Your goal: Select and copy out every line in the records containing "screenshot".

[Records from a collection of figures]
____

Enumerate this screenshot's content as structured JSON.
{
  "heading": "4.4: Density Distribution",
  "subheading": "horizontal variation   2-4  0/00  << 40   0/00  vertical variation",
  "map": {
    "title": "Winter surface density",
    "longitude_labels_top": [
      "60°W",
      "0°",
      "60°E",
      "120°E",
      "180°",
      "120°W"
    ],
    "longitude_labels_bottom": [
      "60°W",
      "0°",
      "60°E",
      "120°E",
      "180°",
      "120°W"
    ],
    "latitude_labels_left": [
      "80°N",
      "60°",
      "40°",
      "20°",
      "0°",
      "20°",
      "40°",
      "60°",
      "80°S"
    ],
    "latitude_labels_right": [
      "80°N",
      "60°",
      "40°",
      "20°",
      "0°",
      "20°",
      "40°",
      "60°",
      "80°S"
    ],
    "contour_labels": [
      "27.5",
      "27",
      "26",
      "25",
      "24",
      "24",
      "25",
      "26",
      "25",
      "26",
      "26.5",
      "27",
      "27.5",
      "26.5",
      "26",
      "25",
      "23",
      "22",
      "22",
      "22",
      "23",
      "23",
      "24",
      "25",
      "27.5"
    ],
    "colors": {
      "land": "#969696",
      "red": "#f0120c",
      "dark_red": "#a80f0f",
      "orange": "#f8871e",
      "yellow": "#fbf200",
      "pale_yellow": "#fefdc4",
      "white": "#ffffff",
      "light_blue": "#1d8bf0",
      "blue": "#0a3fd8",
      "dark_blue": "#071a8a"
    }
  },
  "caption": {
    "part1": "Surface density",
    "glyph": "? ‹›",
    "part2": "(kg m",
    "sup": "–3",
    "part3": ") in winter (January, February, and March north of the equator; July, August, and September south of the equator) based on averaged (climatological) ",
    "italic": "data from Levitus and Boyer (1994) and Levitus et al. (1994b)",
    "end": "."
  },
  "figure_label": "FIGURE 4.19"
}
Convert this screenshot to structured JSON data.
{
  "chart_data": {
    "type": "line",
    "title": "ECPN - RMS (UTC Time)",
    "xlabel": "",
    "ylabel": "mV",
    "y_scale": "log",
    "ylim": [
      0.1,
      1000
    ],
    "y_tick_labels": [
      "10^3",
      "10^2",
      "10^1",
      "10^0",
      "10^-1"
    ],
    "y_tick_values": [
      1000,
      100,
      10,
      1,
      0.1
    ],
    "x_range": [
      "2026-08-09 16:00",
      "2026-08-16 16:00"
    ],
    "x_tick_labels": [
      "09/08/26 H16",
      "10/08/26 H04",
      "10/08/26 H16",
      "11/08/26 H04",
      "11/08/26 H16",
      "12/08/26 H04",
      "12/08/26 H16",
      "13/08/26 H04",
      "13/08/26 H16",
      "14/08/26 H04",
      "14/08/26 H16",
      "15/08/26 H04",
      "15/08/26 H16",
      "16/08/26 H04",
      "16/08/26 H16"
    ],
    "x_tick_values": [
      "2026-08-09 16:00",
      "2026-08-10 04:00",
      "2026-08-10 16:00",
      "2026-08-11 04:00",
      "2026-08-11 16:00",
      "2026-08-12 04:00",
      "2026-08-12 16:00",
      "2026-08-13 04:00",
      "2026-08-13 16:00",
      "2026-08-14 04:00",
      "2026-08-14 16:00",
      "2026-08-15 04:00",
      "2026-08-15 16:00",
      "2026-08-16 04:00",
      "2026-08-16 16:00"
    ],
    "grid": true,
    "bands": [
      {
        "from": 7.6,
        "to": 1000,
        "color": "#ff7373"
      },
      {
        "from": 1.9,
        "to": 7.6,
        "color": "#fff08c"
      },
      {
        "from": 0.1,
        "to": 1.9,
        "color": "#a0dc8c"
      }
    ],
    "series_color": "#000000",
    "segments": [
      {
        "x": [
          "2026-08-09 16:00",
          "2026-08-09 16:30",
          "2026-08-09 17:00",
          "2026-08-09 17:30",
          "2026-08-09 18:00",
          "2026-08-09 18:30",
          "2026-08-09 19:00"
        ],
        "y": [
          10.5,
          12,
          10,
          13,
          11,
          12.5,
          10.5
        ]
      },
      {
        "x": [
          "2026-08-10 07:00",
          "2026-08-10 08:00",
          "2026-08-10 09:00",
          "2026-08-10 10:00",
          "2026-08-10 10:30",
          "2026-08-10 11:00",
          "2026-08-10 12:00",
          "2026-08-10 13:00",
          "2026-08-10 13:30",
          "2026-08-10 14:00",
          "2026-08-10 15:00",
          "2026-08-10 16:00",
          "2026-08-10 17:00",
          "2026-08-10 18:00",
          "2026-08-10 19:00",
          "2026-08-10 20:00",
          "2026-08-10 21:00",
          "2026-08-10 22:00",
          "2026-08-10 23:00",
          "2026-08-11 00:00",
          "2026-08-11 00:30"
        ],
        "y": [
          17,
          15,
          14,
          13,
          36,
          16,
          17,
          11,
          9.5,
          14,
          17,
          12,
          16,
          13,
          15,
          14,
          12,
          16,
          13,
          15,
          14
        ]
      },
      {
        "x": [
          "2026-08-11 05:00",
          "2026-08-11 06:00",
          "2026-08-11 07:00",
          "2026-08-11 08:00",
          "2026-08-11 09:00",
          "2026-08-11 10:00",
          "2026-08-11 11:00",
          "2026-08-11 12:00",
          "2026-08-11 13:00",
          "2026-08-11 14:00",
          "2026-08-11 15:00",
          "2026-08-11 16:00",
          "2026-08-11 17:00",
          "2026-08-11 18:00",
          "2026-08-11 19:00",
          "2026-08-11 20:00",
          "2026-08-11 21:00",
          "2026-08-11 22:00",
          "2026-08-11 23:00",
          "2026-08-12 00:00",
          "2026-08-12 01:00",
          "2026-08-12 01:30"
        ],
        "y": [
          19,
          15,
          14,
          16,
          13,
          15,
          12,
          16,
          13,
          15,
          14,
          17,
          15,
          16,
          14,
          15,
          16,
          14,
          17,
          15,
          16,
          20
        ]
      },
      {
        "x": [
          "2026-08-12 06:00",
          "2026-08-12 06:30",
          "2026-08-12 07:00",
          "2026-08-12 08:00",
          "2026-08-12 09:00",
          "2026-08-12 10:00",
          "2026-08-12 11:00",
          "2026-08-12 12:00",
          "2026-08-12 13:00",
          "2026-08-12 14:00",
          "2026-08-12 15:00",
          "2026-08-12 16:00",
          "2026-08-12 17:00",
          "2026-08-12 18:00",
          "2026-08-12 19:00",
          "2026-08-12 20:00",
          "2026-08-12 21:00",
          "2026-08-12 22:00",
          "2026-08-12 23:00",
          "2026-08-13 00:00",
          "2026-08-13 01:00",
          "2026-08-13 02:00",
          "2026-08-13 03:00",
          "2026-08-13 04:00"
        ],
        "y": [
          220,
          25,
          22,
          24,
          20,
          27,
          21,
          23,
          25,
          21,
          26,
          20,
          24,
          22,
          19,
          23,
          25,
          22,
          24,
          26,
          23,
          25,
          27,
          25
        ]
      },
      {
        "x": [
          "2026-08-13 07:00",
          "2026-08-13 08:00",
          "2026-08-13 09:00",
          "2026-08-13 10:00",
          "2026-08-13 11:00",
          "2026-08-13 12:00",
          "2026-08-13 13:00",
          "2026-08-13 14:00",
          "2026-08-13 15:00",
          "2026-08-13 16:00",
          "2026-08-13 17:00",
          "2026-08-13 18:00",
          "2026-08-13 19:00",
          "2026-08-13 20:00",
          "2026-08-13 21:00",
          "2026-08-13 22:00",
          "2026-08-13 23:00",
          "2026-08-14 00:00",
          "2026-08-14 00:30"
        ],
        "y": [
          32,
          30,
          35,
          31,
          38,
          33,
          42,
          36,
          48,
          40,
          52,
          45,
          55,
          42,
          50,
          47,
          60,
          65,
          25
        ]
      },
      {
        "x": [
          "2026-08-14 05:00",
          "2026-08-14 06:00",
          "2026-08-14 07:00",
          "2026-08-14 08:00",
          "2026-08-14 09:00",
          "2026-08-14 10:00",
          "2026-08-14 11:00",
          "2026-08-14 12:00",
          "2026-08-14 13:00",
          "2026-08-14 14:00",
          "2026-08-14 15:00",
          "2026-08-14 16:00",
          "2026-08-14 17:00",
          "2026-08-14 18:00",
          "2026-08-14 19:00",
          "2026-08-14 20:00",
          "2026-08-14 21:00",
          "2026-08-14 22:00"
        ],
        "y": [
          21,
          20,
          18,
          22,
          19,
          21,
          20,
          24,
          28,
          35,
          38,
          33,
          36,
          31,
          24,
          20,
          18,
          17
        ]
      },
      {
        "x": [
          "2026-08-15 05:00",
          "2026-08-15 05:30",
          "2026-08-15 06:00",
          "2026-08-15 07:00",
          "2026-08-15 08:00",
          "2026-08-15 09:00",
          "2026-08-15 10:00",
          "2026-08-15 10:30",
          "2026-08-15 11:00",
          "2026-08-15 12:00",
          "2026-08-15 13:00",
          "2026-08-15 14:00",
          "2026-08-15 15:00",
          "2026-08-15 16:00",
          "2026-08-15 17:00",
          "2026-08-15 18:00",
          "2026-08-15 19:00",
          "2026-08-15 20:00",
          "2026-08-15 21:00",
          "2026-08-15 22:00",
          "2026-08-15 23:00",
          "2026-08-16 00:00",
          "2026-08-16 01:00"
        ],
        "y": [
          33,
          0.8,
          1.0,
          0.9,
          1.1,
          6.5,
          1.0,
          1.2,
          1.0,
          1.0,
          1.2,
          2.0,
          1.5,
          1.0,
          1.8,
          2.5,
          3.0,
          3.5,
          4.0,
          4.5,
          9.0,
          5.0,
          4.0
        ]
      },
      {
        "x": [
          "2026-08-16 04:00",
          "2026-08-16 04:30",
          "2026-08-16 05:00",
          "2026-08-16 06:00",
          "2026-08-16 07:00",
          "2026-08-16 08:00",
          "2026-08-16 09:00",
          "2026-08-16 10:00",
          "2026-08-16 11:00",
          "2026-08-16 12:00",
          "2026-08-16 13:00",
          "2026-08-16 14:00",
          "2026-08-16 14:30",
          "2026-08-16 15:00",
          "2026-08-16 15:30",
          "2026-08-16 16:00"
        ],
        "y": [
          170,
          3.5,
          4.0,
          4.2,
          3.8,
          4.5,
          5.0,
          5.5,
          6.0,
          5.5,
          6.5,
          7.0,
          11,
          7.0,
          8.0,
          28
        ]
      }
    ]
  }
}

____

Finished answer:
Enumerate this screenshot's content as structured JSON.
Convert this screenshot to structured JSON data.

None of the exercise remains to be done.